[Excerpt from a dataset]
++++++++++++++++++++
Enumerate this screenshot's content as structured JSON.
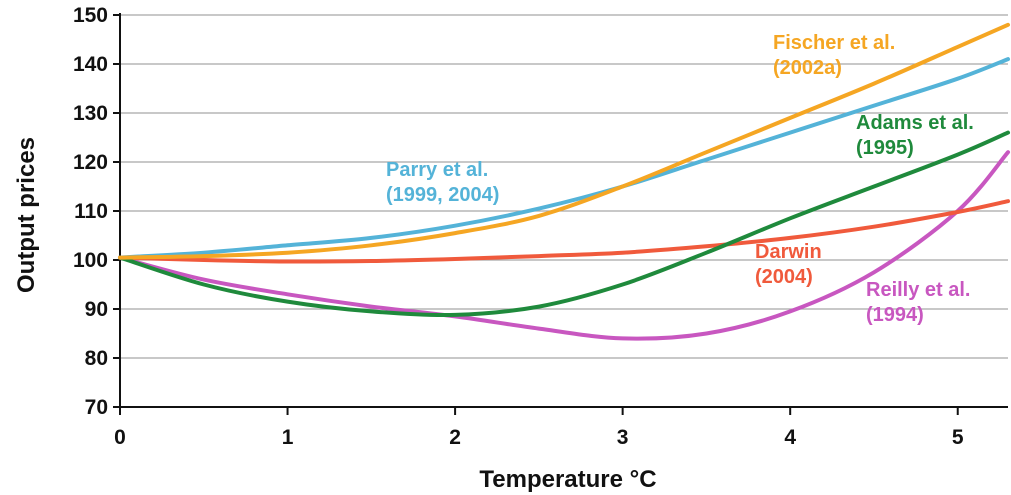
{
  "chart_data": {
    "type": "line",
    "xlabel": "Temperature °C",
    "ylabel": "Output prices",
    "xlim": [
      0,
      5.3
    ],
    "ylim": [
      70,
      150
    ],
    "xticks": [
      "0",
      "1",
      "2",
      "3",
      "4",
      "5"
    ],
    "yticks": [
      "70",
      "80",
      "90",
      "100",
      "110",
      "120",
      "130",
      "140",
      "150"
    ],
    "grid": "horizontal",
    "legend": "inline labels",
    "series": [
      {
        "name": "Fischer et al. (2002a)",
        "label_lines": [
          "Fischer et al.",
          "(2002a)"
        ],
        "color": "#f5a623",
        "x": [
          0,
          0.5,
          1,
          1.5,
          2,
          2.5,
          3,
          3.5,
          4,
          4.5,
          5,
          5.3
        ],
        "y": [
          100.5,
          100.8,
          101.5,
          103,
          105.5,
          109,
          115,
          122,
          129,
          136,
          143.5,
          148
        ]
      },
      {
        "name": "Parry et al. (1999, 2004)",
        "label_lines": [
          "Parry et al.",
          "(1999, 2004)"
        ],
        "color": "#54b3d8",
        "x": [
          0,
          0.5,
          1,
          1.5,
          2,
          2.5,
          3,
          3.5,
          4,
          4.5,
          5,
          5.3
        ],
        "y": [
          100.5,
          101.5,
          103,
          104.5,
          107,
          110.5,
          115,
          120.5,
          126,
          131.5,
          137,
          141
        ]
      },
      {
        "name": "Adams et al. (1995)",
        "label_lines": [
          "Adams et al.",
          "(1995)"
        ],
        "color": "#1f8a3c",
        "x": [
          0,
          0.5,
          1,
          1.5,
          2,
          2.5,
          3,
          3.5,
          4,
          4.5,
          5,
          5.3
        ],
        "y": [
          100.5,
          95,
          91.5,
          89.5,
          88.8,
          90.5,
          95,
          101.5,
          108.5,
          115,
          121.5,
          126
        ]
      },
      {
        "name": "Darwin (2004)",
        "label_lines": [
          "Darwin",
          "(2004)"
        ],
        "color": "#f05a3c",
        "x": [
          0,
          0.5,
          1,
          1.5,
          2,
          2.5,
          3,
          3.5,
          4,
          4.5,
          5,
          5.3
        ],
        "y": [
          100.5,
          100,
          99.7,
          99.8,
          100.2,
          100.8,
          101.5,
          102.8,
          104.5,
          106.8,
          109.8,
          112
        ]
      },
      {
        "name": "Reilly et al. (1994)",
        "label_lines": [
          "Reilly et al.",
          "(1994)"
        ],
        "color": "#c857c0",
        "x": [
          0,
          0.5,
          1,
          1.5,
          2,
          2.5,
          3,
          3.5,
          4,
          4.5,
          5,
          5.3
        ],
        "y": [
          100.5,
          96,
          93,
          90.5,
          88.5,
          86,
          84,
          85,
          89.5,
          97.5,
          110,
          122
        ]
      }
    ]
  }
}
++++++++++++++++++++
_Given problem_
Output every entry exactly as given; pictures are not part of the copy.

_Output of the task_
Enumerate this screenshot's content as structured JSON.
{
  "chart_data": {
    "type": "line",
    "xlabel": "Temperature °C",
    "ylabel": "Output prices",
    "xlim": [
      0,
      5.3
    ],
    "ylim": [
      70,
      150
    ],
    "xticks": [
      "0",
      "1",
      "2",
      "3",
      "4",
      "5"
    ],
    "yticks": [
      "70",
      "80",
      "90",
      "100",
      "110",
      "120",
      "130",
      "140",
      "150"
    ],
    "grid": "horizontal",
    "legend": "inline labels",
    "series": [
      {
        "name": "Fischer et al. (2002a)",
        "label_lines": [
          "Fischer et al.",
          "(2002a)"
        ],
        "color": "#f5a623",
        "x": [
          0,
          0.5,
          1,
          1.5,
          2,
          2.5,
          3,
          3.5,
          4,
          4.5,
          5,
          5.3
        ],
        "y": [
          100.5,
          100.8,
          101.5,
          103,
          105.5,
          109,
          115,
          122,
          129,
          136,
          143.5,
          148
        ]
      },
      {
        "name": "Parry et al. (1999, 2004)",
        "label_lines": [
          "Parry et al.",
          "(1999, 2004)"
        ],
        "color": "#54b3d8",
        "x": [
          0,
          0.5,
          1,
          1.5,
          2,
          2.5,
          3,
          3.5,
          4,
          4.5,
          5,
          5.3
        ],
        "y": [
          100.5,
          101.5,
          103,
          104.5,
          107,
          110.5,
          115,
          120.5,
          126,
          131.5,
          137,
          141
        ]
      },
      {
        "name": "Adams et al. (1995)",
        "label_lines": [
          "Adams et al.",
          "(1995)"
        ],
        "color": "#1f8a3c",
        "x": [
          0,
          0.5,
          1,
          1.5,
          2,
          2.5,
          3,
          3.5,
          4,
          4.5,
          5,
          5.3
        ],
        "y": [
          100.5,
          95,
          91.5,
          89.5,
          88.8,
          90.5,
          95,
          101.5,
          108.5,
          115,
          121.5,
          126
        ]
      },
      {
        "name": "Darwin (2004)",
        "label_lines": [
          "Darwin",
          "(2004)"
        ],
        "color": "#f05a3c",
        "x": [
          0,
          0.5,
          1,
          1.5,
          2,
          2.5,
          3,
          3.5,
          4,
          4.5,
          5,
          5.3
        ],
        "y": [
          100.5,
          100,
          99.7,
          99.8,
          100.2,
          100.8,
          101.5,
          102.8,
          104.5,
          106.8,
          109.8,
          112
        ]
      },
      {
        "name": "Reilly et al. (1994)",
        "label_lines": [
          "Reilly et al.",
          "(1994)"
        ],
        "color": "#c857c0",
        "x": [
          0,
          0.5,
          1,
          1.5,
          2,
          2.5,
          3,
          3.5,
          4,
          4.5,
          5,
          5.3
        ],
        "y": [
          100.5,
          96,
          93,
          90.5,
          88.5,
          86,
          84,
          85,
          89.5,
          97.5,
          110,
          122
        ]
      }
    ]
  }
}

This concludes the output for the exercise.